**PROBLEM TO SOLVE**
Each line that follows is to be retyped exactly.

··· EXERCISE MATERIALS

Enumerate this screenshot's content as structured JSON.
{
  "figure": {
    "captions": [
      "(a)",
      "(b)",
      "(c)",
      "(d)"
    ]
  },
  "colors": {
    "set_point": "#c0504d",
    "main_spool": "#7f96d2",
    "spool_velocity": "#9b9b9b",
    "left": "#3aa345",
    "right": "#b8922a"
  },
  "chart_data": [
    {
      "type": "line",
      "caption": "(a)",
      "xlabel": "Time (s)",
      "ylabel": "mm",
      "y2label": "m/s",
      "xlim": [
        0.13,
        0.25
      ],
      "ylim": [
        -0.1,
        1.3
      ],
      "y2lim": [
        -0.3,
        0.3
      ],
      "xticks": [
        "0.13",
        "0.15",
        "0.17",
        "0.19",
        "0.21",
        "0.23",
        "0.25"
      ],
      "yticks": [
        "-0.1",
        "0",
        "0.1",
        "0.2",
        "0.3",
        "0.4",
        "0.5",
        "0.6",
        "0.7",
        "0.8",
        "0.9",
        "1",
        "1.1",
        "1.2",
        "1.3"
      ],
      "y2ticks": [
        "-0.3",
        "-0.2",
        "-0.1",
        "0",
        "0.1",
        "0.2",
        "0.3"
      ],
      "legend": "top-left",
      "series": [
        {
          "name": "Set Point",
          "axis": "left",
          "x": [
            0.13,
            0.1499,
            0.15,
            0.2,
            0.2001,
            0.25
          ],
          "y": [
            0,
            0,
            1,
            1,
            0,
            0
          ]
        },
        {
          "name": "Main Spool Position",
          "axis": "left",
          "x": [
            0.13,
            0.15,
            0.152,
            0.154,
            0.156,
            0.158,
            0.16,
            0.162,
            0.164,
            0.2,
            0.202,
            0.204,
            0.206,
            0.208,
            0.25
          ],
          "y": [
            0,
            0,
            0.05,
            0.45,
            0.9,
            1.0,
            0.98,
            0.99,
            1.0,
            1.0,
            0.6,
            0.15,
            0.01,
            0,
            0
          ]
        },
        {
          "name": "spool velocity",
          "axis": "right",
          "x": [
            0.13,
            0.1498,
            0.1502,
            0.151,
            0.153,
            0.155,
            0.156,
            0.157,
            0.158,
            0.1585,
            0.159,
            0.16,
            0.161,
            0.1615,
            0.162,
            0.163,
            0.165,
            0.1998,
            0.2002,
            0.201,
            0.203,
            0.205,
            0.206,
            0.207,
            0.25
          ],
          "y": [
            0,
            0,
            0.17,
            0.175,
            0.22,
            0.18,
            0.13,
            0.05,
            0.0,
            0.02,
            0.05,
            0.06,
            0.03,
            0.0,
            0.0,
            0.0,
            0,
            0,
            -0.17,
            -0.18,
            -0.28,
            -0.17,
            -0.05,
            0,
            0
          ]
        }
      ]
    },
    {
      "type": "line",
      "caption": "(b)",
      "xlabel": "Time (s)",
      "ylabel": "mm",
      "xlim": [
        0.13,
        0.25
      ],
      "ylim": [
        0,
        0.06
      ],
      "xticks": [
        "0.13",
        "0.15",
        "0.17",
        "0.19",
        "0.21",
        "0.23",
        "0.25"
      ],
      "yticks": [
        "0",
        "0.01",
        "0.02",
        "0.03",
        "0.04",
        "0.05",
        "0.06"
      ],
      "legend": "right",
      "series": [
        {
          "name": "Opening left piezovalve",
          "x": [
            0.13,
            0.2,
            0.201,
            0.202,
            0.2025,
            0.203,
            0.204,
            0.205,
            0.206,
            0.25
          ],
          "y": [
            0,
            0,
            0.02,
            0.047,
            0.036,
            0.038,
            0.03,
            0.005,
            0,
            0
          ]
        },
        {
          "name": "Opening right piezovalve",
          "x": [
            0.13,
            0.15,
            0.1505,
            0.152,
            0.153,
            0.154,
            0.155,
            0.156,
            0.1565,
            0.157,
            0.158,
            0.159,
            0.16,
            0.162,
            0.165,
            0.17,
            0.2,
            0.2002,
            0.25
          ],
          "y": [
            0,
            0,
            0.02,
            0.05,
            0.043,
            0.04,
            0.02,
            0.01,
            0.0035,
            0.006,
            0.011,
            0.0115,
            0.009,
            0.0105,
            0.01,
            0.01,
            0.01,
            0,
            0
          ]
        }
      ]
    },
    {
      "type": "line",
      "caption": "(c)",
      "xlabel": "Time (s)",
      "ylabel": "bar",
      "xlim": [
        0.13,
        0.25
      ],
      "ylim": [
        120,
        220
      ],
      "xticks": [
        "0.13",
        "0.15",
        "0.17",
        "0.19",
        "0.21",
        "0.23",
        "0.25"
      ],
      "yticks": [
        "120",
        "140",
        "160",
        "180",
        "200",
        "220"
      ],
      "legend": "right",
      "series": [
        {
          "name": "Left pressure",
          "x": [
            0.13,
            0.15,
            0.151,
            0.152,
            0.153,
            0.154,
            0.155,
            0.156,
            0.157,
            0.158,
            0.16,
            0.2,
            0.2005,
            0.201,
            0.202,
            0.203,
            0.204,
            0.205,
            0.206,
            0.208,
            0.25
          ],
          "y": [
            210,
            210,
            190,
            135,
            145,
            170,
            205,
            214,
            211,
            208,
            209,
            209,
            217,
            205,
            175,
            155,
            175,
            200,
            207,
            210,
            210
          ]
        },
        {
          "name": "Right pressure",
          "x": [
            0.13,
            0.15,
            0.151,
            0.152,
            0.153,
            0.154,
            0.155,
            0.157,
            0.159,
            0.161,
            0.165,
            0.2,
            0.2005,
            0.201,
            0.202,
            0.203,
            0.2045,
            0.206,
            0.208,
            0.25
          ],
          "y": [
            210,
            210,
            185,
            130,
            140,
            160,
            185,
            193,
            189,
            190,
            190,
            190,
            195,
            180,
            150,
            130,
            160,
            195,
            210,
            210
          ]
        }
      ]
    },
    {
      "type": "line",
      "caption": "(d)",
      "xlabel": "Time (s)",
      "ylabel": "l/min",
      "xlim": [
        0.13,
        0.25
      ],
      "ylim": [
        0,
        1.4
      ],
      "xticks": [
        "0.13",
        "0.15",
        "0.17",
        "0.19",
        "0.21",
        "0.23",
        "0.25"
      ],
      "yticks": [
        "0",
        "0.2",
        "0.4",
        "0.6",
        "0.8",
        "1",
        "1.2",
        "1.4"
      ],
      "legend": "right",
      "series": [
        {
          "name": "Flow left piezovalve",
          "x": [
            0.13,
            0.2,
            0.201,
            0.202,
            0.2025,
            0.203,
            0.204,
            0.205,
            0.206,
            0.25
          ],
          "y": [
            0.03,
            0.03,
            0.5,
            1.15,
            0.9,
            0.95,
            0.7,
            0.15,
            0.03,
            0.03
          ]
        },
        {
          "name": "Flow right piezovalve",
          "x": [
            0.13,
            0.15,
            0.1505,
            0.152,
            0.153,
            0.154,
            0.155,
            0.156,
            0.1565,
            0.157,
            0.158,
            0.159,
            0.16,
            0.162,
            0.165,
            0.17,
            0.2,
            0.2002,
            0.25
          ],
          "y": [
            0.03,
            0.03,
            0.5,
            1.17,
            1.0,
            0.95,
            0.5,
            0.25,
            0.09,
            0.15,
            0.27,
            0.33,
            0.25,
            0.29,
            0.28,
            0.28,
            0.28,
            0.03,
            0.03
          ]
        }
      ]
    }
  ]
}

······

**ANSWER TO THIS TASK**
Enumerate this screenshot's content as structured JSON.
{
  "figure": {
    "captions": [
      "(a)",
      "(b)",
      "(c)",
      "(d)"
    ]
  },
  "colors": {
    "set_point": "#c0504d",
    "main_spool": "#7f96d2",
    "spool_velocity": "#9b9b9b",
    "left": "#3aa345",
    "right": "#b8922a"
  },
  "chart_data": [
    {
      "type": "line",
      "caption": "(a)",
      "xlabel": "Time (s)",
      "ylabel": "mm",
      "y2label": "m/s",
      "xlim": [
        0.13,
        0.25
      ],
      "ylim": [
        -0.1,
        1.3
      ],
      "y2lim": [
        -0.3,
        0.3
      ],
      "xticks": [
        "0.13",
        "0.15",
        "0.17",
        "0.19",
        "0.21",
        "0.23",
        "0.25"
      ],
      "yticks": [
        "-0.1",
        "0",
        "0.1",
        "0.2",
        "0.3",
        "0.4",
        "0.5",
        "0.6",
        "0.7",
        "0.8",
        "0.9",
        "1",
        "1.1",
        "1.2",
        "1.3"
      ],
      "y2ticks": [
        "-0.3",
        "-0.2",
        "-0.1",
        "0",
        "0.1",
        "0.2",
        "0.3"
      ],
      "legend": "top-left",
      "series": [
        {
          "name": "Set Point",
          "axis": "left",
          "x": [
            0.13,
            0.1499,
            0.15,
            0.2,
            0.2001,
            0.25
          ],
          "y": [
            0,
            0,
            1,
            1,
            0,
            0
          ]
        },
        {
          "name": "Main Spool Position",
          "axis": "left",
          "x": [
            0.13,
            0.15,
            0.152,
            0.154,
            0.156,
            0.158,
            0.16,
            0.162,
            0.164,
            0.2,
            0.202,
            0.204,
            0.206,
            0.208,
            0.25
          ],
          "y": [
            0,
            0,
            0.05,
            0.45,
            0.9,
            1.0,
            0.98,
            0.99,
            1.0,
            1.0,
            0.6,
            0.15,
            0.01,
            0,
            0
          ]
        },
        {
          "name": "spool velocity",
          "axis": "right",
          "x": [
            0.13,
            0.1498,
            0.1502,
            0.151,
            0.153,
            0.155,
            0.156,
            0.157,
            0.158,
            0.1585,
            0.159,
            0.16,
            0.161,
            0.1615,
            0.162,
            0.163,
            0.165,
            0.1998,
            0.2002,
            0.201,
            0.203,
            0.205,
            0.206,
            0.207,
            0.25
          ],
          "y": [
            0,
            0,
            0.17,
            0.175,
            0.22,
            0.18,
            0.13,
            0.05,
            0.0,
            0.02,
            0.05,
            0.06,
            0.03,
            0.0,
            0.0,
            0.0,
            0,
            0,
            -0.17,
            -0.18,
            -0.28,
            -0.17,
            -0.05,
            0,
            0
          ]
        }
      ]
    },
    {
      "type": "line",
      "caption": "(b)",
      "xlabel": "Time (s)",
      "ylabel": "mm",
      "xlim": [
        0.13,
        0.25
      ],
      "ylim": [
        0,
        0.06
      ],
      "xticks": [
        "0.13",
        "0.15",
        "0.17",
        "0.19",
        "0.21",
        "0.23",
        "0.25"
      ],
      "yticks": [
        "0",
        "0.01",
        "0.02",
        "0.03",
        "0.04",
        "0.05",
        "0.06"
      ],
      "legend": "right",
      "series": [
        {
          "name": "Opening left piezovalve",
          "x": [
            0.13,
            0.2,
            0.201,
            0.202,
            0.2025,
            0.203,
            0.204,
            0.205,
            0.206,
            0.25
          ],
          "y": [
            0,
            0,
            0.02,
            0.047,
            0.036,
            0.038,
            0.03,
            0.005,
            0,
            0
          ]
        },
        {
          "name": "Opening right piezovalve",
          "x": [
            0.13,
            0.15,
            0.1505,
            0.152,
            0.153,
            0.154,
            0.155,
            0.156,
            0.1565,
            0.157,
            0.158,
            0.159,
            0.16,
            0.162,
            0.165,
            0.17,
            0.2,
            0.2002,
            0.25
          ],
          "y": [
            0,
            0,
            0.02,
            0.05,
            0.043,
            0.04,
            0.02,
            0.01,
            0.0035,
            0.006,
            0.011,
            0.0115,
            0.009,
            0.0105,
            0.01,
            0.01,
            0.01,
            0,
            0
          ]
        }
      ]
    },
    {
      "type": "line",
      "caption": "(c)",
      "xlabel": "Time (s)",
      "ylabel": "bar",
      "xlim": [
        0.13,
        0.25
      ],
      "ylim": [
        120,
        220
      ],
      "xticks": [
        "0.13",
        "0.15",
        "0.17",
        "0.19",
        "0.21",
        "0.23",
        "0.25"
      ],
      "yticks": [
        "120",
        "140",
        "160",
        "180",
        "200",
        "220"
      ],
      "legend": "right",
      "series": [
        {
          "name": "Left pressure",
          "x": [
            0.13,
            0.15,
            0.151,
            0.152,
            0.153,
            0.154,
            0.155,
            0.156,
            0.157,
            0.158,
            0.16,
            0.2,
            0.2005,
            0.201,
            0.202,
            0.203,
            0.204,
            0.205,
            0.206,
            0.208,
            0.25
          ],
          "y": [
            210,
            210,
            190,
            135,
            145,
            170,
            205,
            214,
            211,
            208,
            209,
            209,
            217,
            205,
            175,
            155,
            175,
            200,
            207,
            210,
            210
          ]
        },
        {
          "name": "Right pressure",
          "x": [
            0.13,
            0.15,
            0.151,
            0.152,
            0.153,
            0.154,
            0.155,
            0.157,
            0.159,
            0.161,
            0.165,
            0.2,
            0.2005,
            0.201,
            0.202,
            0.203,
            0.2045,
            0.206,
            0.208,
            0.25
          ],
          "y": [
            210,
            210,
            185,
            130,
            140,
            160,
            185,
            193,
            189,
            190,
            190,
            190,
            195,
            180,
            150,
            130,
            160,
            195,
            210,
            210
          ]
        }
      ]
    },
    {
      "type": "line",
      "caption": "(d)",
      "xlabel": "Time (s)",
      "ylabel": "l/min",
      "xlim": [
        0.13,
        0.25
      ],
      "ylim": [
        0,
        1.4
      ],
      "xticks": [
        "0.13",
        "0.15",
        "0.17",
        "0.19",
        "0.21",
        "0.23",
        "0.25"
      ],
      "yticks": [
        "0",
        "0.2",
        "0.4",
        "0.6",
        "0.8",
        "1",
        "1.2",
        "1.4"
      ],
      "legend": "right",
      "series": [
        {
          "name": "Flow left piezovalve",
          "x": [
            0.13,
            0.2,
            0.201,
            0.202,
            0.2025,
            0.203,
            0.204,
            0.205,
            0.206,
            0.25
          ],
          "y": [
            0.03,
            0.03,
            0.5,
            1.15,
            0.9,
            0.95,
            0.7,
            0.15,
            0.03,
            0.03
          ]
        },
        {
          "name": "Flow right piezovalve",
          "x": [
            0.13,
            0.15,
            0.1505,
            0.152,
            0.153,
            0.154,
            0.155,
            0.156,
            0.1565,
            0.157,
            0.158,
            0.159,
            0.16,
            0.162,
            0.165,
            0.17,
            0.2,
            0.2002,
            0.25
          ],
          "y": [
            0.03,
            0.03,
            0.5,
            1.17,
            1.0,
            0.95,
            0.5,
            0.25,
            0.09,
            0.15,
            0.27,
            0.33,
            0.25,
            0.29,
            0.28,
            0.28,
            0.28,
            0.03,
            0.03
          ]
        }
      ]
    }
  ]
}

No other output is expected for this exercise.